Task statement » Print the entries word for word, starting with the first line and continuing through the line that contains "model-height-value: MEI:157cm /", with both of those lines included.

Spatial annotation records:
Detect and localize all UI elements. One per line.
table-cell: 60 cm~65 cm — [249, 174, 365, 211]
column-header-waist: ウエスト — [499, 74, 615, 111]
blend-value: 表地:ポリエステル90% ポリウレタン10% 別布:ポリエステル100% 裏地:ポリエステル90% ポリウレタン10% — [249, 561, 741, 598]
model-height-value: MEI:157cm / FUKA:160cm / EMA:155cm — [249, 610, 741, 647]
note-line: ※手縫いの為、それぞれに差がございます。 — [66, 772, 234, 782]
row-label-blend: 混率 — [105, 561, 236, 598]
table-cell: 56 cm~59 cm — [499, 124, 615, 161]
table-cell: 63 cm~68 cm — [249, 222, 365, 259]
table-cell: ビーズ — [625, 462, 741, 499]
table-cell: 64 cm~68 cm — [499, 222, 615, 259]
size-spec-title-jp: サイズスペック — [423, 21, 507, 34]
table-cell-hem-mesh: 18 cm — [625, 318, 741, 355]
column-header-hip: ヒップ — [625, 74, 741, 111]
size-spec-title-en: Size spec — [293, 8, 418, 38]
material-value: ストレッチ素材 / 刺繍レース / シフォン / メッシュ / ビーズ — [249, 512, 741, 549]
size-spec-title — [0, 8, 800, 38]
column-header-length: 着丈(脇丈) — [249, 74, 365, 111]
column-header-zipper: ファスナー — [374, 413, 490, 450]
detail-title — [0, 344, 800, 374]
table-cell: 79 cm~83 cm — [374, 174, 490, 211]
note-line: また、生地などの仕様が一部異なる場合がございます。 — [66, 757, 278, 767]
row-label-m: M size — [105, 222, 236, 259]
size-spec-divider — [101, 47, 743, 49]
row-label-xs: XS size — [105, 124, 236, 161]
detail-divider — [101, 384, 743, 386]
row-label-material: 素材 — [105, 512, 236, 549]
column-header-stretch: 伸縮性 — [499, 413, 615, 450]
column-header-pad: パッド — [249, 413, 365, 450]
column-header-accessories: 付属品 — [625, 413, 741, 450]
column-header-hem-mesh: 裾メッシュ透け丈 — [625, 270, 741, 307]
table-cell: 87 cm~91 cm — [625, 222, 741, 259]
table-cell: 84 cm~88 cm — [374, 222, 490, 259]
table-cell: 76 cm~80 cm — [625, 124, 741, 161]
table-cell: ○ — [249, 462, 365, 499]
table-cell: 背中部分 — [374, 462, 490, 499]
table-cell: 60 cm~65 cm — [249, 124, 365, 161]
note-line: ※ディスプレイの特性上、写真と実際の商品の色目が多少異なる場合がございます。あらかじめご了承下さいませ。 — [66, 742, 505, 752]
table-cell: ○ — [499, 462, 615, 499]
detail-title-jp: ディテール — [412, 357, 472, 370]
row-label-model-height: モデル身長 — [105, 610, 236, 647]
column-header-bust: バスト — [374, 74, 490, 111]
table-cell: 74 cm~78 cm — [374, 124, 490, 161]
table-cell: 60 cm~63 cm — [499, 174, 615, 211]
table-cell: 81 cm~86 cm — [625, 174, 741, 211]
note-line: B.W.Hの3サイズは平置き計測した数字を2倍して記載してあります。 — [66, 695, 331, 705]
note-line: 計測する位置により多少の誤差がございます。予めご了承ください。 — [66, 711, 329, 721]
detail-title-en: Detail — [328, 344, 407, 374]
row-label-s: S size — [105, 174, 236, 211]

The completed task »
Detect and localize all UI elements. One per line.
table-cell: 60 cm~65 cm — [249, 174, 365, 211]
column-header-waist: ウエスト — [499, 74, 615, 111]
blend-value: 表地:ポリエステル90% ポリウレタン10% 別布:ポリエステル100% 裏地:ポリエステル90% ポリウレタン10% — [249, 561, 741, 598]
model-height-value: MEI:157cm / FUKA:160cm / EMA:155cm — [249, 610, 741, 647]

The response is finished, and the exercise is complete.